#### Problem to solve
Scan the entries below and say how many lines contain "Power". Write only the number.

Items from a figure collection
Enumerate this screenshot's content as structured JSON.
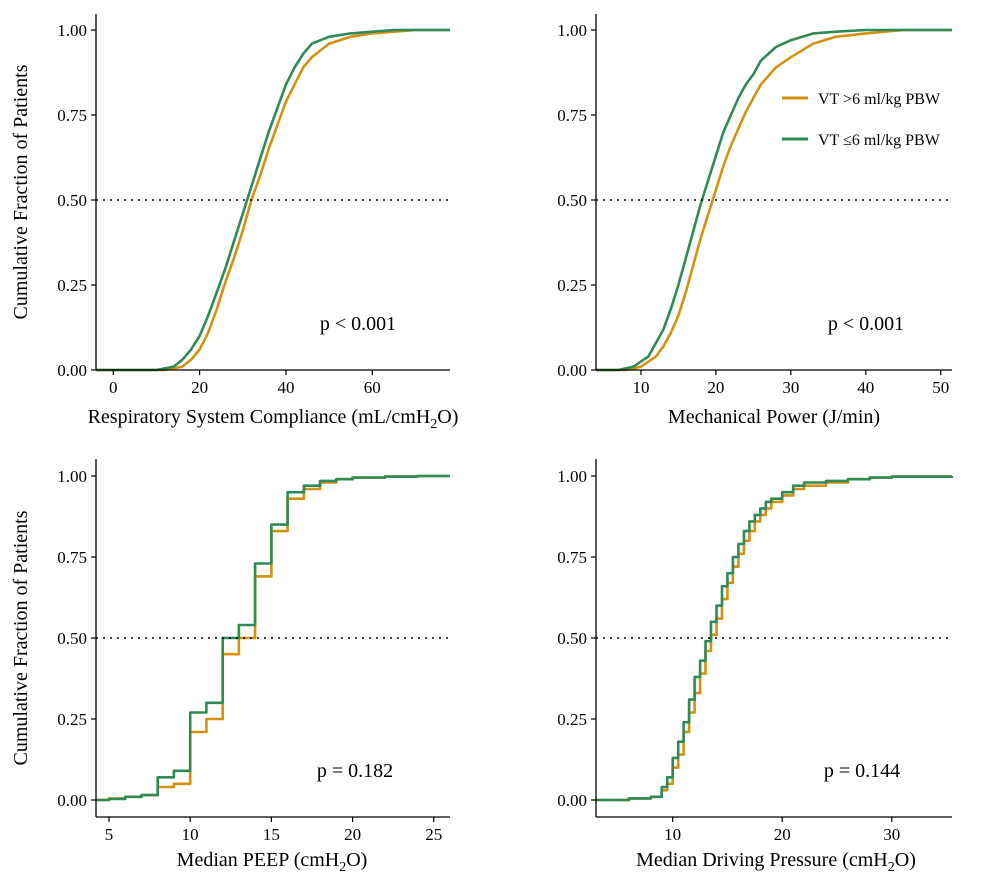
{
  "colors": {
    "vt_high": "#D4910F",
    "vt_low": "#2E8B57"
  },
  "legend": {
    "items": [
      {
        "label": "VT >6 ml/kg PBW",
        "color": "#D4910F"
      },
      {
        "label": "VT ≤6 ml/kg PBW",
        "color": "#2E8B57"
      }
    ]
  },
  "chart_data": [
    {
      "type": "line",
      "step": false,
      "ylabel": "Cumulative Fraction of Patients",
      "xlabel": "Respiratory System Compliance (mL/cmH2O)",
      "xlabel_parts": [
        "Respiratory System Compliance (mL/cmH",
        "2",
        "O)"
      ],
      "annotation": "p < 0.001",
      "xlim": [
        -4,
        78
      ],
      "ylim": [
        0,
        1
      ],
      "xticks": [
        0,
        20,
        40,
        60
      ],
      "xtick_labels": [
        "0",
        "20",
        "40",
        "60"
      ],
      "yticks": [
        0,
        0.25,
        0.5,
        0.75,
        1
      ],
      "ytick_labels": [
        "0.00",
        "0.25",
        "0.50",
        "0.75",
        "1.00"
      ],
      "reference_line_y": 0.5,
      "series": [
        {
          "name": "VT >6 ml/kg PBW",
          "color": "#D4910F",
          "x": [
            -4,
            12,
            16,
            18,
            20,
            22,
            24,
            26,
            28,
            30,
            32,
            34,
            36,
            38,
            40,
            42,
            44,
            46,
            48,
            50,
            55,
            60,
            65,
            70,
            78
          ],
          "y": [
            0,
            0,
            0.01,
            0.03,
            0.06,
            0.11,
            0.18,
            0.26,
            0.33,
            0.41,
            0.5,
            0.57,
            0.65,
            0.72,
            0.79,
            0.84,
            0.89,
            0.92,
            0.94,
            0.96,
            0.98,
            0.99,
            0.995,
            1,
            1
          ]
        },
        {
          "name": "VT ≤6 ml/kg PBW",
          "color": "#2E8B57",
          "x": [
            -4,
            10,
            14,
            16,
            18,
            20,
            22,
            24,
            26,
            28,
            30,
            32,
            34,
            36,
            38,
            40,
            42,
            44,
            46,
            48,
            50,
            55,
            60,
            65,
            78
          ],
          "y": [
            0,
            0,
            0.01,
            0.03,
            0.06,
            0.1,
            0.16,
            0.23,
            0.3,
            0.38,
            0.46,
            0.54,
            0.62,
            0.7,
            0.77,
            0.84,
            0.89,
            0.93,
            0.96,
            0.97,
            0.98,
            0.99,
            0.995,
            1,
            1
          ]
        }
      ]
    },
    {
      "type": "line",
      "step": false,
      "ylabel": "",
      "xlabel": "Mechanical Power (J/min)",
      "xlabel_parts": [
        "Mechanical Power (J/min)",
        "",
        ""
      ],
      "annotation": "p < 0.001",
      "xlim": [
        4,
        51.5
      ],
      "ylim": [
        0,
        1
      ],
      "xticks": [
        10,
        20,
        30,
        40,
        50
      ],
      "xtick_labels": [
        "10",
        "20",
        "30",
        "40",
        "50"
      ],
      "yticks": [
        0,
        0.25,
        0.5,
        0.75,
        1
      ],
      "ytick_labels": [
        "0.00",
        "0.25",
        "0.50",
        "0.75",
        "1.00"
      ],
      "reference_line_y": 0.5,
      "series": [
        {
          "name": "VT >6 ml/kg PBW",
          "color": "#D4910F",
          "x": [
            4,
            8,
            10,
            12,
            13,
            14,
            15,
            16,
            17,
            18,
            19,
            20,
            21,
            22,
            23,
            24,
            25,
            26,
            28,
            30,
            33,
            36,
            40,
            45,
            51.5
          ],
          "y": [
            0,
            0,
            0.01,
            0.04,
            0.07,
            0.11,
            0.16,
            0.23,
            0.31,
            0.39,
            0.46,
            0.53,
            0.6,
            0.66,
            0.71,
            0.76,
            0.8,
            0.84,
            0.89,
            0.92,
            0.96,
            0.98,
            0.99,
            1,
            1
          ]
        },
        {
          "name": "VT ≤6 ml/kg PBW",
          "color": "#2E8B57",
          "x": [
            4,
            7,
            9,
            11,
            12,
            13,
            14,
            15,
            16,
            17,
            18,
            19,
            20,
            21,
            22,
            23,
            24,
            25,
            26,
            28,
            30,
            33,
            36,
            40,
            51.5
          ],
          "y": [
            0,
            0,
            0.01,
            0.04,
            0.08,
            0.12,
            0.18,
            0.25,
            0.33,
            0.41,
            0.49,
            0.56,
            0.63,
            0.7,
            0.75,
            0.8,
            0.84,
            0.87,
            0.91,
            0.95,
            0.97,
            0.99,
            0.995,
            1,
            1
          ]
        }
      ]
    },
    {
      "type": "line",
      "step": true,
      "ylabel": "Cumulative Fraction of Patients",
      "xlabel": "Median PEEP (cmH2O)",
      "xlabel_parts": [
        "Median PEEP (cmH",
        "2",
        "O)"
      ],
      "annotation": "p = 0.182",
      "xlim": [
        4.2,
        26
      ],
      "ylim": [
        0,
        1
      ],
      "xticks": [
        5,
        10,
        15,
        20,
        25
      ],
      "xtick_labels": [
        "5",
        "10",
        "15",
        "20",
        "25"
      ],
      "yticks": [
        0,
        0.25,
        0.5,
        0.75,
        1
      ],
      "ytick_labels": [
        "0.00",
        "0.25",
        "0.50",
        "0.75",
        "1.00"
      ],
      "reference_line_y": 0.5,
      "series": [
        {
          "name": "VT >6 ml/kg PBW",
          "color": "#D4910F",
          "x": [
            4.2,
            5,
            6,
            7,
            8,
            9,
            10,
            11,
            12,
            13,
            14,
            15,
            16,
            17,
            18,
            19,
            20,
            22,
            24,
            26
          ],
          "y": [
            0,
            0.005,
            0.01,
            0.015,
            0.04,
            0.05,
            0.21,
            0.25,
            0.45,
            0.5,
            0.69,
            0.83,
            0.93,
            0.96,
            0.98,
            0.99,
            0.995,
            0.998,
            1,
            1
          ]
        },
        {
          "name": "VT ≤6 ml/kg PBW",
          "color": "#2E8B57",
          "x": [
            4.2,
            5,
            6,
            7,
            8,
            9,
            10,
            11,
            12,
            13,
            14,
            15,
            16,
            17,
            18,
            19,
            20,
            22,
            24,
            26
          ],
          "y": [
            0,
            0.003,
            0.01,
            0.015,
            0.07,
            0.09,
            0.27,
            0.3,
            0.5,
            0.54,
            0.73,
            0.85,
            0.95,
            0.97,
            0.985,
            0.99,
            0.995,
            0.998,
            1,
            1
          ]
        }
      ]
    },
    {
      "type": "line",
      "step": true,
      "ylabel": "",
      "xlabel": "Median Driving Pressure (cmH2O)",
      "xlabel_parts": [
        "Median Driving Pressure (cmH",
        "2",
        "O)"
      ],
      "annotation": "p = 0.144",
      "xlim": [
        3,
        35.5
      ],
      "ylim": [
        0,
        1
      ],
      "xticks": [
        10,
        20,
        30
      ],
      "xtick_labels": [
        "10",
        "20",
        "30"
      ],
      "yticks": [
        0,
        0.25,
        0.5,
        0.75,
        1
      ],
      "ytick_labels": [
        "0.00",
        "0.25",
        "0.50",
        "0.75",
        "1.00"
      ],
      "reference_line_y": 0.5,
      "series": [
        {
          "name": "VT >6 ml/kg PBW",
          "color": "#D4910F",
          "x": [
            3,
            6,
            8,
            9,
            9.5,
            10,
            10.5,
            11,
            11.5,
            12,
            12.5,
            13,
            13.5,
            14,
            14.5,
            15,
            15.5,
            16,
            16.5,
            17,
            17.5,
            18,
            18.5,
            19,
            20,
            21,
            22,
            24,
            26,
            28,
            30,
            35.5
          ],
          "y": [
            0,
            0.005,
            0.01,
            0.03,
            0.05,
            0.1,
            0.14,
            0.21,
            0.27,
            0.33,
            0.39,
            0.46,
            0.51,
            0.56,
            0.62,
            0.67,
            0.72,
            0.76,
            0.8,
            0.83,
            0.86,
            0.88,
            0.9,
            0.92,
            0.94,
            0.96,
            0.97,
            0.98,
            0.99,
            0.995,
            0.998,
            1
          ]
        },
        {
          "name": "VT ≤6 ml/kg PBW",
          "color": "#2E8B57",
          "x": [
            3,
            6,
            8,
            9,
            9.5,
            10,
            10.5,
            11,
            11.5,
            12,
            12.5,
            13,
            13.5,
            14,
            14.5,
            15,
            15.5,
            16,
            16.5,
            17,
            17.5,
            18,
            18.5,
            19,
            20,
            21,
            22,
            24,
            26,
            28,
            30,
            35.5
          ],
          "y": [
            0,
            0.005,
            0.01,
            0.04,
            0.07,
            0.13,
            0.18,
            0.24,
            0.31,
            0.38,
            0.43,
            0.49,
            0.55,
            0.6,
            0.66,
            0.7,
            0.75,
            0.79,
            0.83,
            0.86,
            0.88,
            0.9,
            0.92,
            0.93,
            0.95,
            0.97,
            0.98,
            0.985,
            0.99,
            0.995,
            0.998,
            1
          ]
        }
      ]
    }
  ]
}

#### Solution to this exercise
2